(INPUT FOR THIS TASK)
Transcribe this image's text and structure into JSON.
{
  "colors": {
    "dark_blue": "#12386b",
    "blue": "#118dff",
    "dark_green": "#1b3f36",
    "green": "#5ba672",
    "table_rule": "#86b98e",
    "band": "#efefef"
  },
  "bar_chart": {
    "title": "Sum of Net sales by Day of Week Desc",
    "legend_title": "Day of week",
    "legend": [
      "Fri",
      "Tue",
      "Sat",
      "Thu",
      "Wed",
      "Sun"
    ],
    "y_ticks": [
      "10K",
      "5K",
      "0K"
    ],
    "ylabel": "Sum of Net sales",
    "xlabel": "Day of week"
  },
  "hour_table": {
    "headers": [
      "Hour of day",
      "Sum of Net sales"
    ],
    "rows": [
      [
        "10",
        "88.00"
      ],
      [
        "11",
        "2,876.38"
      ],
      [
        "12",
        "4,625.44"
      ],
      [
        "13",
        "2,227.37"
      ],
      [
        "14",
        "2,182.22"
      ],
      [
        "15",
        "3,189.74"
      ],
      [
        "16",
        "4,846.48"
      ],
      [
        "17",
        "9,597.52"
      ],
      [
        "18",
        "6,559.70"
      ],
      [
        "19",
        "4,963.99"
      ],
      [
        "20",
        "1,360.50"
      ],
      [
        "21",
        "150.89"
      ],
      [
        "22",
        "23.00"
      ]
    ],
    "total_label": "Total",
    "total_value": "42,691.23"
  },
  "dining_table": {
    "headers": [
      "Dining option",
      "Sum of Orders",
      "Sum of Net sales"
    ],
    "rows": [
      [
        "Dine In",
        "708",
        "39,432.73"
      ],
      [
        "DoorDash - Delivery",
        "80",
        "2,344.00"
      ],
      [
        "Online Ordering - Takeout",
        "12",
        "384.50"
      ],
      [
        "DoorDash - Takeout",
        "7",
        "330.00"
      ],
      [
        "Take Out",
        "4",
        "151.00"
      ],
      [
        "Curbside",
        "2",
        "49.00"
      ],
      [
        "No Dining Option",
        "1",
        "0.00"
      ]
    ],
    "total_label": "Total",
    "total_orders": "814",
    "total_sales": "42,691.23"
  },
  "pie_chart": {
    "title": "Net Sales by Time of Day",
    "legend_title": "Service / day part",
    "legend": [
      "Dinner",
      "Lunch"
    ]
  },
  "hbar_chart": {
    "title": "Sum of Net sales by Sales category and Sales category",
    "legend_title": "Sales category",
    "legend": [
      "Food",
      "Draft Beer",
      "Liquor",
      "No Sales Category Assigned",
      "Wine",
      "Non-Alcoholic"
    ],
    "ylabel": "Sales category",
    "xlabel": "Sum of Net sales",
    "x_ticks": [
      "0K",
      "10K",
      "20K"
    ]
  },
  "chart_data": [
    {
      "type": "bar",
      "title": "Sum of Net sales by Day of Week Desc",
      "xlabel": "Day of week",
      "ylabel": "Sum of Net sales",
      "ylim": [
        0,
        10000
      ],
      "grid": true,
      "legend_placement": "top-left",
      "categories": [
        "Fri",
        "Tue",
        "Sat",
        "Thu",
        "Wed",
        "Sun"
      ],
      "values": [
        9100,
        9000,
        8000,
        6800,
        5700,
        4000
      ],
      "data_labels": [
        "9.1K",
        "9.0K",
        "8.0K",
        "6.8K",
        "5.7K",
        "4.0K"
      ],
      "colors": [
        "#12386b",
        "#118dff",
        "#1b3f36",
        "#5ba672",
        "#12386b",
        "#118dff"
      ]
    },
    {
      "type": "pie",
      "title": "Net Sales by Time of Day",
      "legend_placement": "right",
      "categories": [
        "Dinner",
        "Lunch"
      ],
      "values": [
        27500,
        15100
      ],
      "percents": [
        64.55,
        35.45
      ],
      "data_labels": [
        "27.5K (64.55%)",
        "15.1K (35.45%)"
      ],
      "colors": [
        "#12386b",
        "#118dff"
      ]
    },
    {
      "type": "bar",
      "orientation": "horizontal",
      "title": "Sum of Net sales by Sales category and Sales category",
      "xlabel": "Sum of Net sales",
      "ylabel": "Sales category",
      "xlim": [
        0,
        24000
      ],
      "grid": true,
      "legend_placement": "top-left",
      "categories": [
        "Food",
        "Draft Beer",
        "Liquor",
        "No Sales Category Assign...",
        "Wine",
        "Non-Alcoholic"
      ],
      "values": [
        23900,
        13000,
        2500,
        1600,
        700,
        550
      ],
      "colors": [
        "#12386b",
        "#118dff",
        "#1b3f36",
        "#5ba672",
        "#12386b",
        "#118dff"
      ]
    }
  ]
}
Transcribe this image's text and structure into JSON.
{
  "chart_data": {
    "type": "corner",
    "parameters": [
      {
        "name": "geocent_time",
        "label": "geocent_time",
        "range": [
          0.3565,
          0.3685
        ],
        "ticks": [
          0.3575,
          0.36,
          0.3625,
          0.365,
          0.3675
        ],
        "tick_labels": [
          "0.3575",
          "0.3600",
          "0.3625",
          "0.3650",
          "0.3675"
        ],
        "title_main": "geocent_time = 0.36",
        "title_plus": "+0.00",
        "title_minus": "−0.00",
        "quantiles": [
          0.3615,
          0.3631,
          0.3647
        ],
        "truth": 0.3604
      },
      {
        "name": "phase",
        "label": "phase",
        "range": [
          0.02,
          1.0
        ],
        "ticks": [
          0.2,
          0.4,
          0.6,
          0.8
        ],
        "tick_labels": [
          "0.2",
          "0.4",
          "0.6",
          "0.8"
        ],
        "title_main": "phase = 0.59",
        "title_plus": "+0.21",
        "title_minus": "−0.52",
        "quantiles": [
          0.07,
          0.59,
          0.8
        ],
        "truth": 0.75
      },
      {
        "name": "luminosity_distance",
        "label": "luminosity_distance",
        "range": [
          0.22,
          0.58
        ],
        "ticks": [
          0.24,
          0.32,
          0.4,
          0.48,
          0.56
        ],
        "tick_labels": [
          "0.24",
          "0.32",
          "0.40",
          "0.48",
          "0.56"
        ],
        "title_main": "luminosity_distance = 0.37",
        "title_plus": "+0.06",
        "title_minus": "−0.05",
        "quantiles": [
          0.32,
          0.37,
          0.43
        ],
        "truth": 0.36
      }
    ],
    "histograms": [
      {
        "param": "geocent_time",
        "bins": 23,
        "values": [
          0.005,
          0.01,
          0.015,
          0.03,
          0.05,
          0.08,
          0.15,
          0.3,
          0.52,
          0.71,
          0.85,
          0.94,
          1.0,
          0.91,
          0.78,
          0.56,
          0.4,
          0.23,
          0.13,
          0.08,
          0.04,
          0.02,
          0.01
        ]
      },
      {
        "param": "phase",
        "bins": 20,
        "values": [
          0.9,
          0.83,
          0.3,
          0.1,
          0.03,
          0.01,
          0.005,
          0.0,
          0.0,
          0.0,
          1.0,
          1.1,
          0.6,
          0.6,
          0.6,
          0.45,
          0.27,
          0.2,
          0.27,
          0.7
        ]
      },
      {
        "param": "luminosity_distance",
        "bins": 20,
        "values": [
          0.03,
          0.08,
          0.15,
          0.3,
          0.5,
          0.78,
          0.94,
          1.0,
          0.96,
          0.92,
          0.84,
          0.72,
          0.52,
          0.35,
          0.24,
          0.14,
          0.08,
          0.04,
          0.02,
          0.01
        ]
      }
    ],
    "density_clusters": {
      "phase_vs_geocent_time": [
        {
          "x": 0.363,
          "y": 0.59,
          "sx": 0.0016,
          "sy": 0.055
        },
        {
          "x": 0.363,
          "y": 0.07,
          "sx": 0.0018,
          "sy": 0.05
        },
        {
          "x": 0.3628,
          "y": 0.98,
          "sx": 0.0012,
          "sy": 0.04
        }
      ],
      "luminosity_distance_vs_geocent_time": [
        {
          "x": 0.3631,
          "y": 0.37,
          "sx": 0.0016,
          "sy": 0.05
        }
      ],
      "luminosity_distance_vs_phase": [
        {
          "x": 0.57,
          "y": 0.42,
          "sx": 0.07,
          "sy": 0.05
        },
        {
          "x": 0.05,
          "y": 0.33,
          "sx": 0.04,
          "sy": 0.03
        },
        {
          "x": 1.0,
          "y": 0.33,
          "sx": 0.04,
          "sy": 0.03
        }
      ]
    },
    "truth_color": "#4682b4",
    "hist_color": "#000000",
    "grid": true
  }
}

(STATED EXERCISE) Whichever lines contain the string "type", select and copy them.

(WORKED ANSWER)
      "type": "bar",
      "type": "pie",
      "type": "bar",
    "type": "corner",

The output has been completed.